>> BEGIN

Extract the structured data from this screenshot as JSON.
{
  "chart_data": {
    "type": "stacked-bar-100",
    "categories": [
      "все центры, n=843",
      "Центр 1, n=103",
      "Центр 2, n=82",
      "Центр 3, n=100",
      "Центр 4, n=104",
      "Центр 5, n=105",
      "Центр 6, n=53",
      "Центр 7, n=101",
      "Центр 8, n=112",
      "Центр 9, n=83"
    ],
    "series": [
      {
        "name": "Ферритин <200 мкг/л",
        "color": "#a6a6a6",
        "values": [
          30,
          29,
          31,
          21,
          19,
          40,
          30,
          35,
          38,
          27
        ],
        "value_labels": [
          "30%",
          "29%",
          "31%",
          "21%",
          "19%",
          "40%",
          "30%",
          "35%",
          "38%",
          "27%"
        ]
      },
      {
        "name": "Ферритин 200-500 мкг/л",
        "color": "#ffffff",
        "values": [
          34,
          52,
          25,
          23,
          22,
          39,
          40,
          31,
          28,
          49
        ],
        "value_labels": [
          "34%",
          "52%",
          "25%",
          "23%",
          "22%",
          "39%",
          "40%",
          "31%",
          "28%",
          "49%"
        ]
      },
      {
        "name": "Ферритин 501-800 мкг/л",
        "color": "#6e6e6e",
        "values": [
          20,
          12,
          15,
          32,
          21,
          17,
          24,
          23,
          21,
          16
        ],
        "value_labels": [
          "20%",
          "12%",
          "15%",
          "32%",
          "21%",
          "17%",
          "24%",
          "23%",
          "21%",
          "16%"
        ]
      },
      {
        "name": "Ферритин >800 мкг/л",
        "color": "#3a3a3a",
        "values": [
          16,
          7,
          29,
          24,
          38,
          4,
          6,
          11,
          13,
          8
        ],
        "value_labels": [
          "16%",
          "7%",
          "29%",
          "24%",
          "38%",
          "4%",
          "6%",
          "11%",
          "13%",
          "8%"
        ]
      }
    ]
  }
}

>> END

## Exercise objective
Copy all the records above exactly, missing none.

## Solved exercise
Extract the structured data from this screenshot as JSON.
{
  "chart_data": {
    "type": "stacked-bar-100",
    "categories": [
      "все центры, n=843",
      "Центр 1, n=103",
      "Центр 2, n=82",
      "Центр 3, n=100",
      "Центр 4, n=104",
      "Центр 5, n=105",
      "Центр 6, n=53",
      "Центр 7, n=101",
      "Центр 8, n=112",
      "Центр 9, n=83"
    ],
    "series": [
      {
        "name": "Ферритин <200 мкг/л",
        "color": "#a6a6a6",
        "values": [
          30,
          29,
          31,
          21,
          19,
          40,
          30,
          35,
          38,
          27
        ],
        "value_labels": [
          "30%",
          "29%",
          "31%",
          "21%",
          "19%",
          "40%",
          "30%",
          "35%",
          "38%",
          "27%"
        ]
      },
      {
        "name": "Ферритин 200-500 мкг/л",
        "color": "#ffffff",
        "values": [
          34,
          52,
          25,
          23,
          22,
          39,
          40,
          31,
          28,
          49
        ],
        "value_labels": [
          "34%",
          "52%",
          "25%",
          "23%",
          "22%",
          "39%",
          "40%",
          "31%",
          "28%",
          "49%"
        ]
      },
      {
        "name": "Ферритин 501-800 мкг/л",
        "color": "#6e6e6e",
        "values": [
          20,
          12,
          15,
          32,
          21,
          17,
          24,
          23,
          21,
          16
        ],
        "value_labels": [
          "20%",
          "12%",
          "15%",
          "32%",
          "21%",
          "17%",
          "24%",
          "23%",
          "21%",
          "16%"
        ]
      },
      {
        "name": "Ферритин >800 мкг/л",
        "color": "#3a3a3a",
        "values": [
          16,
          7,
          29,
          24,
          38,
          4,
          6,
          11,
          13,
          8
        ],
        "value_labels": [
          "16%",
          "7%",
          "29%",
          "24%",
          "38%",
          "4%",
          "6%",
          "11%",
          "13%",
          "8%"
        ]
      }
    ]
  }
}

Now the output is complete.